WRITTEN INSTRUCTION >> Write out the full listing exactly as given, minus the images.

## BEGIN PROVIDED DATA

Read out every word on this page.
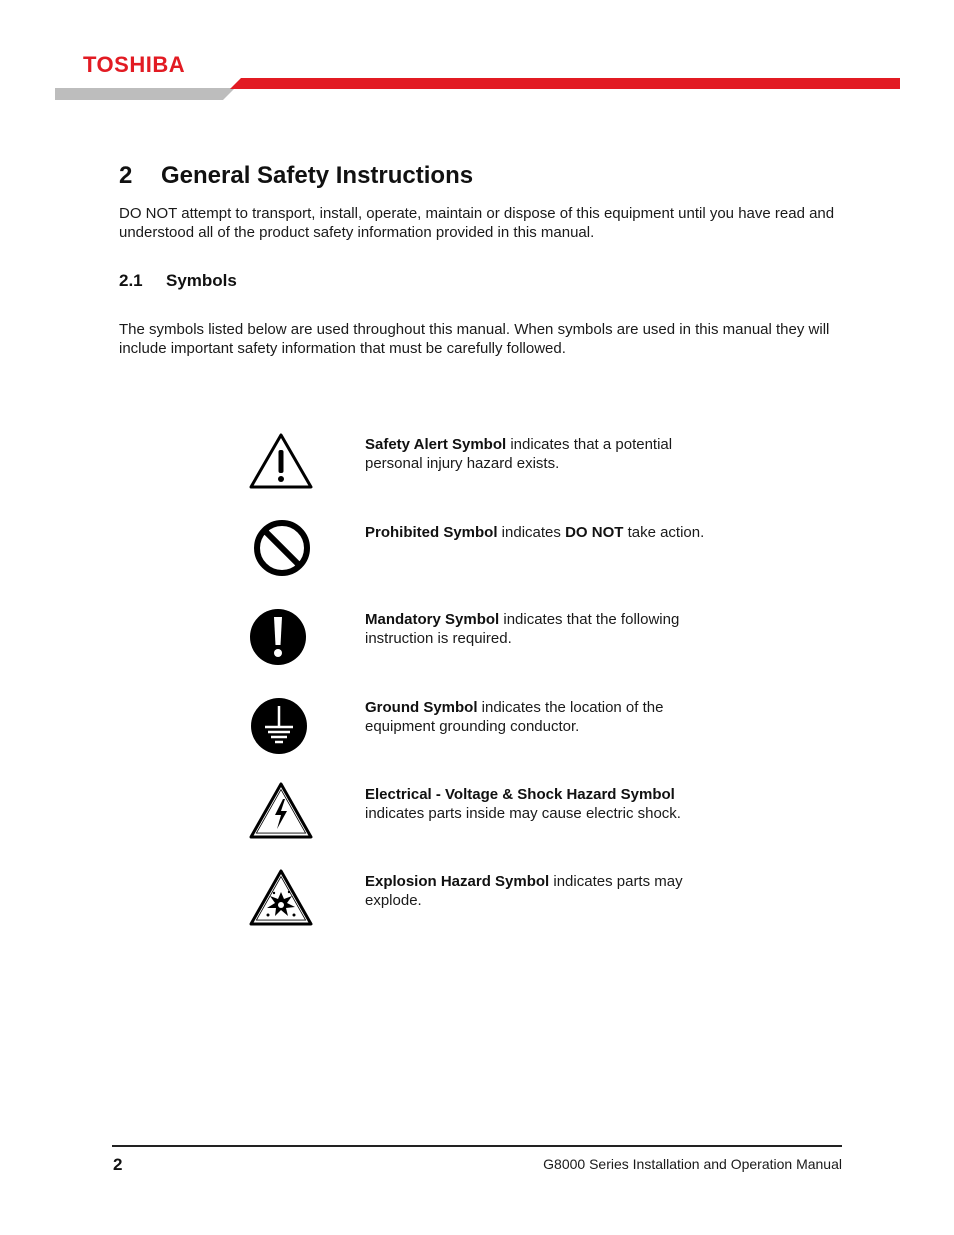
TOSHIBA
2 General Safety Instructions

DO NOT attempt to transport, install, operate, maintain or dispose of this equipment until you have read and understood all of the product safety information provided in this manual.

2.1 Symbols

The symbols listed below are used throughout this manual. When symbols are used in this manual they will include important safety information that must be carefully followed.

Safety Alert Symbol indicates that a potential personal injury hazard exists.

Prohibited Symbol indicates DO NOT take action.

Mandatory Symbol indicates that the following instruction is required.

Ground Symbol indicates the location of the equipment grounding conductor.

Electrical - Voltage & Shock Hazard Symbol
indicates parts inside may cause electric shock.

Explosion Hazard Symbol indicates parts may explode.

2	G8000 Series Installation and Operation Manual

## END PROVIDED DATA

TASK RESULT >>
Read out every word on this page.
TOSHIBA
2 General Safety Instructions

DO NOT attempt to transport, install, operate, maintain or dispose of this equipment until you have read and understood all of the product safety information provided in this manual.

2.1 Symbols

The symbols listed below are used throughout this manual. When symbols are used in this manual they will include important safety information that must be carefully followed.

Safety Alert Symbol indicates that a potential personal injury hazard exists.

Prohibited Symbol indicates DO NOT take action.

Mandatory Symbol indicates that the following instruction is required.

Ground Symbol indicates the location of the equipment grounding conductor.

Electrical - Voltage & Shock Hazard Symbol
indicates parts inside may cause electric shock.

Explosion Hazard Symbol indicates parts may explode.

2	G8000 Series Installation and Operation Manual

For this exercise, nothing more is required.